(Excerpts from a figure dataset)

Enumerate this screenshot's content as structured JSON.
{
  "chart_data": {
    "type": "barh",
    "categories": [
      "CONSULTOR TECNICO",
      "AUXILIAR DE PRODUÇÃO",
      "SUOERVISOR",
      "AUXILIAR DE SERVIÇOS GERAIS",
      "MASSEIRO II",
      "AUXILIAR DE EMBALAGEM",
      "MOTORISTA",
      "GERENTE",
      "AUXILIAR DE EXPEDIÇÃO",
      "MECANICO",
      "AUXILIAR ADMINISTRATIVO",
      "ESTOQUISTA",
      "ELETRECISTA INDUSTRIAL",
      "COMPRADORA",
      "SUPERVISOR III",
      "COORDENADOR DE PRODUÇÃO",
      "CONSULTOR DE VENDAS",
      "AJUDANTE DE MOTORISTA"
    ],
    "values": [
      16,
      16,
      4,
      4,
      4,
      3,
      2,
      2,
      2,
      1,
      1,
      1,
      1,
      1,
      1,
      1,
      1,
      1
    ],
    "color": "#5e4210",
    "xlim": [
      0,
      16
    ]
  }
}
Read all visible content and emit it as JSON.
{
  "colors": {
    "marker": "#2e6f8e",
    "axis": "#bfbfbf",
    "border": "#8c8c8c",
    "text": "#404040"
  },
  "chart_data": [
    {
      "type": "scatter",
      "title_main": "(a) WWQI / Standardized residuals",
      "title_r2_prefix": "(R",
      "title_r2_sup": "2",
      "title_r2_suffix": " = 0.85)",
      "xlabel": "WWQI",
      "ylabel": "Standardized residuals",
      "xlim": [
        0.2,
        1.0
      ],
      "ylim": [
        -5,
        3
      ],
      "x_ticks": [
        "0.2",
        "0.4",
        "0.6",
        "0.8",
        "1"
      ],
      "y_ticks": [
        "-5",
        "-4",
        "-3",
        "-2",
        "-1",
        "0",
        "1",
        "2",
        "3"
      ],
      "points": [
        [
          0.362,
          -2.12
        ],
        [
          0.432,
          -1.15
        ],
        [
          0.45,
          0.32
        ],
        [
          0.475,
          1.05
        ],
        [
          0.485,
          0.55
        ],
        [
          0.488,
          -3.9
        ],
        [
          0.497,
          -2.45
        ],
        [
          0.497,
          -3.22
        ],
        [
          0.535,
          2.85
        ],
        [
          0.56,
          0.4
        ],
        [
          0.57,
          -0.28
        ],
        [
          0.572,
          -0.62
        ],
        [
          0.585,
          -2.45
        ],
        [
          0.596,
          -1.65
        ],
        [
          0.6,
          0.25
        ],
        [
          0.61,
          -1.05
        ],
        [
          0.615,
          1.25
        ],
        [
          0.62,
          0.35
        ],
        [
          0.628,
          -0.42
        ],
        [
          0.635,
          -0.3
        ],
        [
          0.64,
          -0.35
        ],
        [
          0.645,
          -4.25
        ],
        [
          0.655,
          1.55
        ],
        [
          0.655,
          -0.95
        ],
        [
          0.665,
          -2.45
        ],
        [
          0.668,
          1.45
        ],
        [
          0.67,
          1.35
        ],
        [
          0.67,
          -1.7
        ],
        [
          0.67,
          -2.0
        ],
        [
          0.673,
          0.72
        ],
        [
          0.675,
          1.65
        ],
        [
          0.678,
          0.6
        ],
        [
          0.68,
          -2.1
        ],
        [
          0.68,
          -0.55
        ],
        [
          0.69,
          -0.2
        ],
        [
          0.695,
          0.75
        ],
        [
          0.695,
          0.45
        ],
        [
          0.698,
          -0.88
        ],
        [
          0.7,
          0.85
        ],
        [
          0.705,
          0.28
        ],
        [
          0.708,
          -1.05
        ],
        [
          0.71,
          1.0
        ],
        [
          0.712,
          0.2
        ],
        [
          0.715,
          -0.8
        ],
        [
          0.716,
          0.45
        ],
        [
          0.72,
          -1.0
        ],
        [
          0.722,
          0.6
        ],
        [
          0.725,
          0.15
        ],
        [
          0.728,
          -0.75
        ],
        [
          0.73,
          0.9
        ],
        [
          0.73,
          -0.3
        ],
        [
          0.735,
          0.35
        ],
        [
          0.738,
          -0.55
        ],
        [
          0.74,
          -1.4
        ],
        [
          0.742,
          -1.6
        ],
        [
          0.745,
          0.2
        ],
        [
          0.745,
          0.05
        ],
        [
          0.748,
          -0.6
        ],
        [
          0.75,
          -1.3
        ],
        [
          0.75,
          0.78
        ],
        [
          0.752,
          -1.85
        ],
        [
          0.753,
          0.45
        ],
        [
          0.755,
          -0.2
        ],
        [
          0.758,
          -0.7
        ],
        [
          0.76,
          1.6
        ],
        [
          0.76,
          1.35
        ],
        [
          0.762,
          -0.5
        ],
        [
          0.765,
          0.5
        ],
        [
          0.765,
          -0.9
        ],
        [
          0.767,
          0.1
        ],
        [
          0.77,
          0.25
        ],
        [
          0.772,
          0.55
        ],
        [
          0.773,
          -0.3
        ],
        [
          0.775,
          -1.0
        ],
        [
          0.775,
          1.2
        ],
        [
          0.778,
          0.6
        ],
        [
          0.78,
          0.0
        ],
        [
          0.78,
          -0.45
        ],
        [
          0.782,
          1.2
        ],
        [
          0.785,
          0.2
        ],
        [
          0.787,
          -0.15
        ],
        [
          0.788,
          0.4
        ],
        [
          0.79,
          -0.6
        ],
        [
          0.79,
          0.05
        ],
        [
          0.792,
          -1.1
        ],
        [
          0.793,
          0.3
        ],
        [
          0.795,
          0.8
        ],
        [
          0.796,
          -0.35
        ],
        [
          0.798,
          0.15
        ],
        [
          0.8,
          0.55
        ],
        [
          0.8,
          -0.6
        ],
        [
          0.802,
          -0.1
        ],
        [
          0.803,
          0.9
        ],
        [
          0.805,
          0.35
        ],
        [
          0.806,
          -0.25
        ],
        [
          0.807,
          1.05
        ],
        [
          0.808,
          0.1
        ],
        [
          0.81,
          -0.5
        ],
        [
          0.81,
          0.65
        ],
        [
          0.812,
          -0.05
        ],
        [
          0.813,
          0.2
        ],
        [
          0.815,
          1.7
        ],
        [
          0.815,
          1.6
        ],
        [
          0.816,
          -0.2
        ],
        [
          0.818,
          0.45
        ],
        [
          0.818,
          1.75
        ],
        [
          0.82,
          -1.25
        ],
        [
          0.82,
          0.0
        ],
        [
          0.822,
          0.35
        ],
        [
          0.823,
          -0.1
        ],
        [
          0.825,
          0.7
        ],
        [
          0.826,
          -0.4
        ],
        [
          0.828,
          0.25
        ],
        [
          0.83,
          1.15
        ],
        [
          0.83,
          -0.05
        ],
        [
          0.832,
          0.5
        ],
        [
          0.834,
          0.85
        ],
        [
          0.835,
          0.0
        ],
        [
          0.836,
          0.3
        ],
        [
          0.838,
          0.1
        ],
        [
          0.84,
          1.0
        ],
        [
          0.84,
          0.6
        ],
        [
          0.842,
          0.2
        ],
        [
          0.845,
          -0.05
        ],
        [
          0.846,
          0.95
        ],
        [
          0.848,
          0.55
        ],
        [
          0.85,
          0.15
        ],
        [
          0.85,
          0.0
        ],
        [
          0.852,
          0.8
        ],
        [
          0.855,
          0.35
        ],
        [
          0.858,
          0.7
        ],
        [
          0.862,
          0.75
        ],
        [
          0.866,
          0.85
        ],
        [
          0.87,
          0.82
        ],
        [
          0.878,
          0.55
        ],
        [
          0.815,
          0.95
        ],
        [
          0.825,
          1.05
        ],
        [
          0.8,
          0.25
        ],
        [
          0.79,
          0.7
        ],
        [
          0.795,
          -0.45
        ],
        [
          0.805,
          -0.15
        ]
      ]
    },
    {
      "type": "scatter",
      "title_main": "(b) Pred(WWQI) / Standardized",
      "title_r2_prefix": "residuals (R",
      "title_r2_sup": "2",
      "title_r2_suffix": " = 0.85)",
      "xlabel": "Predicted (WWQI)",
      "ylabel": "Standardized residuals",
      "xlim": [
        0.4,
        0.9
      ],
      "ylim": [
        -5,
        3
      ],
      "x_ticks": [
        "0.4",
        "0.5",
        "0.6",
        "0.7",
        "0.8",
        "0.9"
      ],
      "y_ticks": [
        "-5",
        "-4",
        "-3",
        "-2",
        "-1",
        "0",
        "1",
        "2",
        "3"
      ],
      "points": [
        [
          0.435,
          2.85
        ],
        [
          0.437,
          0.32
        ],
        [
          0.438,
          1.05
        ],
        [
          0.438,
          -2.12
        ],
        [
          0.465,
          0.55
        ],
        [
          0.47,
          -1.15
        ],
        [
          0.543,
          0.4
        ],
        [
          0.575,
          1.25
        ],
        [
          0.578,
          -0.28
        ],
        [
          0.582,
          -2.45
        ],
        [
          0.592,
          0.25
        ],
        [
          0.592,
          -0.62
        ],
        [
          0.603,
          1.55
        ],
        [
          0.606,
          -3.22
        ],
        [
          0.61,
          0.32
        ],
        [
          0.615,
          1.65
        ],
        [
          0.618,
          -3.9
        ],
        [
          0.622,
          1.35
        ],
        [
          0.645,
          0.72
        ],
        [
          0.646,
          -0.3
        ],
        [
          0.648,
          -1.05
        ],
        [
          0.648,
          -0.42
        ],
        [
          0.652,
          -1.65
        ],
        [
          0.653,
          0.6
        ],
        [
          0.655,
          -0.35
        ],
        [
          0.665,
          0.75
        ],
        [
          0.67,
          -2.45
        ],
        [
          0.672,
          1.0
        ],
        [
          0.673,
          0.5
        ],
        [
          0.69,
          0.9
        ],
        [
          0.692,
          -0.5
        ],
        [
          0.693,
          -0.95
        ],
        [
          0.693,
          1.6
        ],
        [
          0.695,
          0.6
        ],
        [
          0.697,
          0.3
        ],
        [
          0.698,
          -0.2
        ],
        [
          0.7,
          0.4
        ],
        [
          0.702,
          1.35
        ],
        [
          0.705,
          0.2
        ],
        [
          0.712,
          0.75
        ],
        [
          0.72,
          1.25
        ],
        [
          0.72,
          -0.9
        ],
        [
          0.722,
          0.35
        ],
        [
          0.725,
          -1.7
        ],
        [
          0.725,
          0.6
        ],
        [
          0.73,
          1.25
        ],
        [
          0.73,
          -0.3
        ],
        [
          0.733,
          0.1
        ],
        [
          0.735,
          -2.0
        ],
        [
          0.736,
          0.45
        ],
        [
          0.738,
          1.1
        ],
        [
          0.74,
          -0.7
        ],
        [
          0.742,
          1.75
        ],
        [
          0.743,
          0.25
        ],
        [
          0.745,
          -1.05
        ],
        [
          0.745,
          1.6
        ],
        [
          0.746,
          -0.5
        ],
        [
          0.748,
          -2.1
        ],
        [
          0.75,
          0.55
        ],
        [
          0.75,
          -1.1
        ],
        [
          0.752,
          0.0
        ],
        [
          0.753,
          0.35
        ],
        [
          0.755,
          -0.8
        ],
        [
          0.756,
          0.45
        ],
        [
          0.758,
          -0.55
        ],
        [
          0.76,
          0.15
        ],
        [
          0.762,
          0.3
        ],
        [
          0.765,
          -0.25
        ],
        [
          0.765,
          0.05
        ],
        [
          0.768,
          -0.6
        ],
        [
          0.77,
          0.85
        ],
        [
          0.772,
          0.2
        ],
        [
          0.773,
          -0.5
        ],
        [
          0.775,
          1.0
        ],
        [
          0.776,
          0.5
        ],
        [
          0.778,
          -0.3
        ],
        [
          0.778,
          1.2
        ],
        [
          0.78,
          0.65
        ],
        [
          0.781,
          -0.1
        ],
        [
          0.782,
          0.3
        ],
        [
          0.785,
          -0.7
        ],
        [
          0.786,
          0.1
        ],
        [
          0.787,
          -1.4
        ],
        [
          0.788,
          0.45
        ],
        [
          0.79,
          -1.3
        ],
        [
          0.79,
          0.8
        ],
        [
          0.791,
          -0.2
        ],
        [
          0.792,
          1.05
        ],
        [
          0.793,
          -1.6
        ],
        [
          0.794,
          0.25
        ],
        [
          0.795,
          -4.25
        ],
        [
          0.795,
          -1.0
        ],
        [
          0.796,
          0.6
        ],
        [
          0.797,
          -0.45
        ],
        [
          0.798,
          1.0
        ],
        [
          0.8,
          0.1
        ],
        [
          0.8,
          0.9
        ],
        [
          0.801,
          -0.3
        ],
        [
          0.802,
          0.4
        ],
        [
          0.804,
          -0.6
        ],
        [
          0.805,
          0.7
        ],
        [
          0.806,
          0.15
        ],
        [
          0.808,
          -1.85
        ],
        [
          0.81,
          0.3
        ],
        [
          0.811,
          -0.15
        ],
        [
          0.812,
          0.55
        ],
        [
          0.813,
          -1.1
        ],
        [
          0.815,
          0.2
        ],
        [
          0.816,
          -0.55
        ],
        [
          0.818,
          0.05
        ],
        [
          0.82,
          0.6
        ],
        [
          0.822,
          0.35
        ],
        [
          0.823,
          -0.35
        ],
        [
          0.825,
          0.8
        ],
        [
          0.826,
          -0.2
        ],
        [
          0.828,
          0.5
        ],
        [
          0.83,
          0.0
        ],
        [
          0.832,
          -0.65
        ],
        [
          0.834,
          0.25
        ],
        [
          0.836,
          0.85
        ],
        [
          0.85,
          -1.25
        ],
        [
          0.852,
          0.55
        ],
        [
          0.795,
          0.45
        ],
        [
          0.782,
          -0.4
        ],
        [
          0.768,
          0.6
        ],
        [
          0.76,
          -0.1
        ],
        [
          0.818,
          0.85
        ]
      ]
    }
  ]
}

• [What is needed]
In the records above, find each line holding "content" and copy it.

• [Solution to the problem]
Enumerate this screenshot's content as structured JSON.
Read all visible content and emit it as JSON.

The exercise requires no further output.